Dataset entries on figures –
>>>
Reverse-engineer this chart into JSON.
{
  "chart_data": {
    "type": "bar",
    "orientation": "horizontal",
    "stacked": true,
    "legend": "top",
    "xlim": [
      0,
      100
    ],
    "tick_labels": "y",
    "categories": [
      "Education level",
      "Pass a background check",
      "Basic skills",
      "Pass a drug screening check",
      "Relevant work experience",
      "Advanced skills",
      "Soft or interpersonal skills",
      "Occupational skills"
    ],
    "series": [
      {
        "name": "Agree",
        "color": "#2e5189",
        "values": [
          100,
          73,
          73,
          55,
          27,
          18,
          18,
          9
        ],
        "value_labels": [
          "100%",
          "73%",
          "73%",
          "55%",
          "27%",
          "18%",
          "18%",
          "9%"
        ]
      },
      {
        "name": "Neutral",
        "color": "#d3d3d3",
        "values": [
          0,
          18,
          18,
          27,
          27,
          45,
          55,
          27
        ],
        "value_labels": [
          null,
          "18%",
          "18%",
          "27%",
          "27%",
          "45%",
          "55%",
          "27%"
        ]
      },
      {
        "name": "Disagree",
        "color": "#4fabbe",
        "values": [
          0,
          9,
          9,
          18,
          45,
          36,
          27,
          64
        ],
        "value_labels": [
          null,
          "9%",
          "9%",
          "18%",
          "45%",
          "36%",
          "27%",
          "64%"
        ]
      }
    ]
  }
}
<<<
EXERCISE DETAILS – Reproduce each entry above exactly, keeping every word.

RESPONSE BELOW –
Reverse-engineer this chart into JSON.
{
  "chart_data": {
    "type": "bar",
    "orientation": "horizontal",
    "stacked": true,
    "legend": "top",
    "xlim": [
      0,
      100
    ],
    "tick_labels": "y",
    "categories": [
      "Education level",
      "Pass a background check",
      "Basic skills",
      "Pass a drug screening check",
      "Relevant work experience",
      "Advanced skills",
      "Soft or interpersonal skills",
      "Occupational skills"
    ],
    "series": [
      {
        "name": "Agree",
        "color": "#2e5189",
        "values": [
          100,
          73,
          73,
          55,
          27,
          18,
          18,
          9
        ],
        "value_labels": [
          "100%",
          "73%",
          "73%",
          "55%",
          "27%",
          "18%",
          "18%",
          "9%"
        ]
      },
      {
        "name": "Neutral",
        "color": "#d3d3d3",
        "values": [
          0,
          18,
          18,
          27,
          27,
          45,
          55,
          27
        ],
        "value_labels": [
          null,
          "18%",
          "18%",
          "27%",
          "27%",
          "45%",
          "55%",
          "27%"
        ]
      },
      {
        "name": "Disagree",
        "color": "#4fabbe",
        "values": [
          0,
          9,
          9,
          18,
          45,
          36,
          27,
          64
        ],
        "value_labels": [
          null,
          "9%",
          "9%",
          "18%",
          "45%",
          "36%",
          "27%",
          "64%"
        ]
      }
    ]
  }
}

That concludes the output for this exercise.